[Record list start]

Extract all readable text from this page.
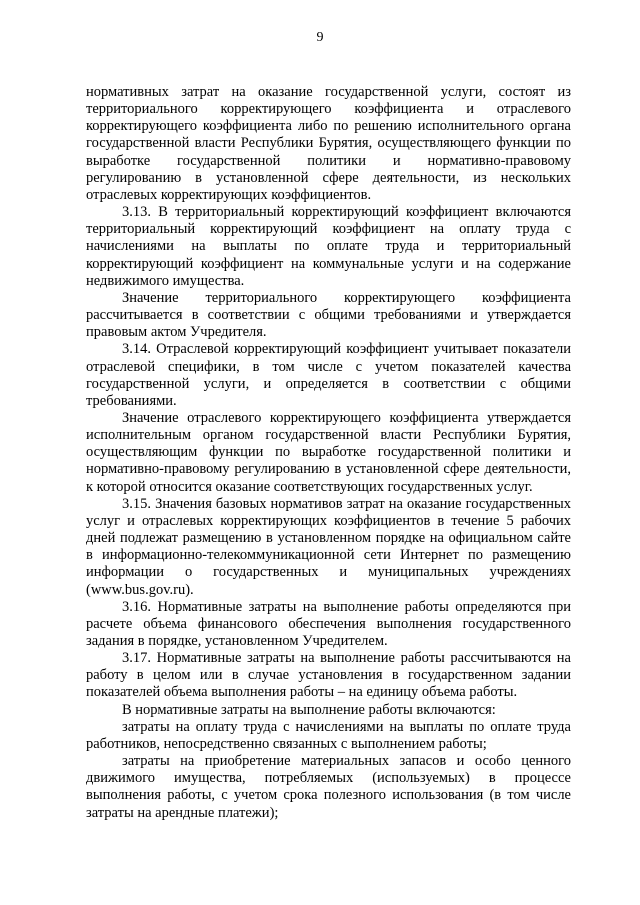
9

нормативных затрат на оказание государственной услуги, состоят из территориального корректирующего коэффициента и отраслевого корректирующего коэффициента либо по решению исполнительного органа государственной власти Республики Бурятия, осуществляющего функции по выработке государственной политики и нормативно-правовому регулированию в установленной сфере деятельности, из нескольких отраслевых корректирующих коэффициентов.

3.13. В территориальный корректирующий коэффициент включаются территориальный корректирующий коэффициент на оплату труда с начислениями на выплаты по оплате труда и территориальный корректирующий коэффициент на коммунальные услуги и на содержание недвижимого имущества.

Значение территориального корректирующего коэффициента рассчитывается в соответствии с общими требованиями и утверждается правовым актом Учредителя.

3.14. Отраслевой корректирующий коэффициент учитывает показатели отраслевой специфики, в том числе с учетом показателей качества государственной услуги, и определяется в соответствии с общими требованиями.

Значение отраслевого корректирующего коэффициента утверждается исполнительным органом государственной власти Республики Бурятия, осуществляющим функции по выработке государственной политики и нормативно-правовому регулированию в установленной сфере деятельности, к которой относится оказание соответствующих государственных услуг.

3.15. Значения базовых нормативов затрат на оказание государственных услуг и отраслевых корректирующих коэффициентов в течение 5 рабочих дней подлежат размещению в установленном порядке на официальном сайте в информационно-телекоммуникационной сети Интернет по размещению информации о государственных и муниципальных учреждениях (www.bus.gov.ru).

3.16. Нормативные затраты на выполнение работы определяются при расчете объема финансового обеспечения выполнения государственного задания в порядке, установленном Учредителем.

3.17. Нормативные затраты на выполнение работы рассчитываются на работу в целом или в случае установления в государственном задании показателей объема выполнения работы – на единицу объема работы.

В нормативные затраты на выполнение работы включаются:

затраты на оплату труда с начислениями на выплаты по оплате труда работников, непосредственно связанных с выполнением работы;

затраты на приобретение материальных запасов и особо ценного движимого имущества, потребляемых (используемых) в процессе выполнения работы, с учетом срока полезного использования (в том числе затраты на арендные платежи);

[Record list end]

**Written instruction:** Filter the records down to the lines that contain the string "государственных", and copy those lines.

**Solution:**
Значение отраслевого корректирующего коэффициента утверждается исполнительным органом государственной власти Республики Бурятия, осуществляющим функции по выработке государственной политики и нормативно-правовому регулированию в установленной сфере деятельности, к которой относится оказание соответствующих государственных услуг.
3.15. Значения базовых нормативов затрат на оказание государственных услуг и отраслевых корректирующих коэффициентов в течение 5 рабочих дней подлежат размещению в установленном порядке на официальном сайте в информационно-телекоммуникационной сети Интернет по размещению информации о государственных и муниципальных учреждениях (www.bus.gov.ru).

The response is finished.